Figure contents as structured data
--------

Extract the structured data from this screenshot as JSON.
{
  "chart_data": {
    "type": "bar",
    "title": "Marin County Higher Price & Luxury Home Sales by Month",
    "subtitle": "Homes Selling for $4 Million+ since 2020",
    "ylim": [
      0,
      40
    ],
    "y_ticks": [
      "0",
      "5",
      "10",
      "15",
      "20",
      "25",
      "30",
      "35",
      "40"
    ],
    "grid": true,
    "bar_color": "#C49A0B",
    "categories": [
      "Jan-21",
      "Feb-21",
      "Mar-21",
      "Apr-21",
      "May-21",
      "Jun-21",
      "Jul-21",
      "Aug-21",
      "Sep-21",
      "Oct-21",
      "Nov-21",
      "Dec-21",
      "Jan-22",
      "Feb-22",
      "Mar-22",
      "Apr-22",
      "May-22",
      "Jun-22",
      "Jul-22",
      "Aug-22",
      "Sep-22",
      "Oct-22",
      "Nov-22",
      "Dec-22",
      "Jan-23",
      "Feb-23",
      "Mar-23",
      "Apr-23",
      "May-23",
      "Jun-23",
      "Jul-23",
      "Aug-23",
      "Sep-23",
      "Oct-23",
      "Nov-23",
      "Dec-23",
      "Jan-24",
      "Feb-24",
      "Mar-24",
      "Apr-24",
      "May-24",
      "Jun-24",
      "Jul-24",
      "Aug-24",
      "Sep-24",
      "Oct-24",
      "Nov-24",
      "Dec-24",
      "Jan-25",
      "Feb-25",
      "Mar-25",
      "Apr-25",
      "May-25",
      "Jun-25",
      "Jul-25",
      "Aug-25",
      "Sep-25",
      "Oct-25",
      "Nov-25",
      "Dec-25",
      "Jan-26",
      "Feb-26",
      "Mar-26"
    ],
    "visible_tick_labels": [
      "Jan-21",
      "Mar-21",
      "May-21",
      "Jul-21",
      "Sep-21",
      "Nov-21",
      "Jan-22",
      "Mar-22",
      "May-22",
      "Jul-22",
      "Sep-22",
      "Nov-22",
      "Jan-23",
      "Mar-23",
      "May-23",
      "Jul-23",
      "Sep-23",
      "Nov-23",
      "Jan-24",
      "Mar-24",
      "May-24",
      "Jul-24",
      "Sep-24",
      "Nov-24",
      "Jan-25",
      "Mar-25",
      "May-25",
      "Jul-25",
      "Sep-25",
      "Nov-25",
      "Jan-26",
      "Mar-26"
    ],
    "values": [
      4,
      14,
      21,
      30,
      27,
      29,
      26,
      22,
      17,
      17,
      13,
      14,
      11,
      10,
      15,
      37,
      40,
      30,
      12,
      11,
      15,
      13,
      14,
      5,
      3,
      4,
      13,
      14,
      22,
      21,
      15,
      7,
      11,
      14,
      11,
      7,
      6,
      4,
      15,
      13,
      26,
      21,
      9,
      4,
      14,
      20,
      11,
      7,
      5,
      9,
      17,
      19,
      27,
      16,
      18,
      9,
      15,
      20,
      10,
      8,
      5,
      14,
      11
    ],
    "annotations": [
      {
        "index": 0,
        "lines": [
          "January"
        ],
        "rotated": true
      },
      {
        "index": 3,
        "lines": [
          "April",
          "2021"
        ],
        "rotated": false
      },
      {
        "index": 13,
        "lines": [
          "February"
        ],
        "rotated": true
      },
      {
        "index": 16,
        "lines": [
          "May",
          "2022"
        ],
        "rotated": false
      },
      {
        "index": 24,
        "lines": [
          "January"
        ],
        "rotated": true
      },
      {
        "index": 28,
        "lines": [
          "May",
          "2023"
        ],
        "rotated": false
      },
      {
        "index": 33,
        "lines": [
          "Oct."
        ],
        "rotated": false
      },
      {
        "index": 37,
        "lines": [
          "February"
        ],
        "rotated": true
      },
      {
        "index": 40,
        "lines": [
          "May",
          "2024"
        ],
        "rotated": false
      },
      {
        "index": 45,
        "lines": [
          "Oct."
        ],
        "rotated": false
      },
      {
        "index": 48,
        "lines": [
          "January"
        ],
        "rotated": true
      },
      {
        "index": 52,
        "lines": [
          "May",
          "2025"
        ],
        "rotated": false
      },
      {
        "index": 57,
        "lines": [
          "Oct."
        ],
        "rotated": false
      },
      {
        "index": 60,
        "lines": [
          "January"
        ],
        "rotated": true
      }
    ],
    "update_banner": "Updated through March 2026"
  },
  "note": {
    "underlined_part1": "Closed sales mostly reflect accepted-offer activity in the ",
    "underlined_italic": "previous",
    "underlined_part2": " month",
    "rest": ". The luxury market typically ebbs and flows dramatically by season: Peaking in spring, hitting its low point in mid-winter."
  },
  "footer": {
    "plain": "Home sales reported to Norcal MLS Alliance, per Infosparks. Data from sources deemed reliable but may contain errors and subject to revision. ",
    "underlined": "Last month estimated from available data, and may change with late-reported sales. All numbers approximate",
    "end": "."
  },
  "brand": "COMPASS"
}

--------

Goal ▸
Write out all the records above again, exactly as they stand.

Response to the exercise ▸
Extract the structured data from this screenshot as JSON.
{
  "chart_data": {
    "type": "bar",
    "title": "Marin County Higher Price & Luxury Home Sales by Month",
    "subtitle": "Homes Selling for $4 Million+ since 2020",
    "ylim": [
      0,
      40
    ],
    "y_ticks": [
      "0",
      "5",
      "10",
      "15",
      "20",
      "25",
      "30",
      "35",
      "40"
    ],
    "grid": true,
    "bar_color": "#C49A0B",
    "categories": [
      "Jan-21",
      "Feb-21",
      "Mar-21",
      "Apr-21",
      "May-21",
      "Jun-21",
      "Jul-21",
      "Aug-21",
      "Sep-21",
      "Oct-21",
      "Nov-21",
      "Dec-21",
      "Jan-22",
      "Feb-22",
      "Mar-22",
      "Apr-22",
      "May-22",
      "Jun-22",
      "Jul-22",
      "Aug-22",
      "Sep-22",
      "Oct-22",
      "Nov-22",
      "Dec-22",
      "Jan-23",
      "Feb-23",
      "Mar-23",
      "Apr-23",
      "May-23",
      "Jun-23",
      "Jul-23",
      "Aug-23",
      "Sep-23",
      "Oct-23",
      "Nov-23",
      "Dec-23",
      "Jan-24",
      "Feb-24",
      "Mar-24",
      "Apr-24",
      "May-24",
      "Jun-24",
      "Jul-24",
      "Aug-24",
      "Sep-24",
      "Oct-24",
      "Nov-24",
      "Dec-24",
      "Jan-25",
      "Feb-25",
      "Mar-25",
      "Apr-25",
      "May-25",
      "Jun-25",
      "Jul-25",
      "Aug-25",
      "Sep-25",
      "Oct-25",
      "Nov-25",
      "Dec-25",
      "Jan-26",
      "Feb-26",
      "Mar-26"
    ],
    "visible_tick_labels": [
      "Jan-21",
      "Mar-21",
      "May-21",
      "Jul-21",
      "Sep-21",
      "Nov-21",
      "Jan-22",
      "Mar-22",
      "May-22",
      "Jul-22",
      "Sep-22",
      "Nov-22",
      "Jan-23",
      "Mar-23",
      "May-23",
      "Jul-23",
      "Sep-23",
      "Nov-23",
      "Jan-24",
      "Mar-24",
      "May-24",
      "Jul-24",
      "Sep-24",
      "Nov-24",
      "Jan-25",
      "Mar-25",
      "May-25",
      "Jul-25",
      "Sep-25",
      "Nov-25",
      "Jan-26",
      "Mar-26"
    ],
    "values": [
      4,
      14,
      21,
      30,
      27,
      29,
      26,
      22,
      17,
      17,
      13,
      14,
      11,
      10,
      15,
      37,
      40,
      30,
      12,
      11,
      15,
      13,
      14,
      5,
      3,
      4,
      13,
      14,
      22,
      21,
      15,
      7,
      11,
      14,
      11,
      7,
      6,
      4,
      15,
      13,
      26,
      21,
      9,
      4,
      14,
      20,
      11,
      7,
      5,
      9,
      17,
      19,
      27,
      16,
      18,
      9,
      15,
      20,
      10,
      8,
      5,
      14,
      11
    ],
    "annotations": [
      {
        "index": 0,
        "lines": [
          "January"
        ],
        "rotated": true
      },
      {
        "index": 3,
        "lines": [
          "April",
          "2021"
        ],
        "rotated": false
      },
      {
        "index": 13,
        "lines": [
          "February"
        ],
        "rotated": true
      },
      {
        "index": 16,
        "lines": [
          "May",
          "2022"
        ],
        "rotated": false
      },
      {
        "index": 24,
        "lines": [
          "January"
        ],
        "rotated": true
      },
      {
        "index": 28,
        "lines": [
          "May",
          "2023"
        ],
        "rotated": false
      },
      {
        "index": 33,
        "lines": [
          "Oct."
        ],
        "rotated": false
      },
      {
        "index": 37,
        "lines": [
          "February"
        ],
        "rotated": true
      },
      {
        "index": 40,
        "lines": [
          "May",
          "2024"
        ],
        "rotated": false
      },
      {
        "index": 45,
        "lines": [
          "Oct."
        ],
        "rotated": false
      },
      {
        "index": 48,
        "lines": [
          "January"
        ],
        "rotated": true
      },
      {
        "index": 52,
        "lines": [
          "May",
          "2025"
        ],
        "rotated": false
      },
      {
        "index": 57,
        "lines": [
          "Oct."
        ],
        "rotated": false
      },
      {
        "index": 60,
        "lines": [
          "January"
        ],
        "rotated": true
      }
    ],
    "update_banner": "Updated through March 2026"
  },
  "note": {
    "underlined_part1": "Closed sales mostly reflect accepted-offer activity in the ",
    "underlined_italic": "previous",
    "underlined_part2": " month",
    "rest": ". The luxury market typically ebbs and flows dramatically by season: Peaking in spring, hitting its low point in mid-winter."
  },
  "footer": {
    "plain": "Home sales reported to Norcal MLS Alliance, per Infosparks. Data from sources deemed reliable but may contain errors and subject to revision. ",
    "underlined": "Last month estimated from available data, and may change with late-reported sales. All numbers approximate",
    "end": "."
  },
  "brand": "COMPASS"
}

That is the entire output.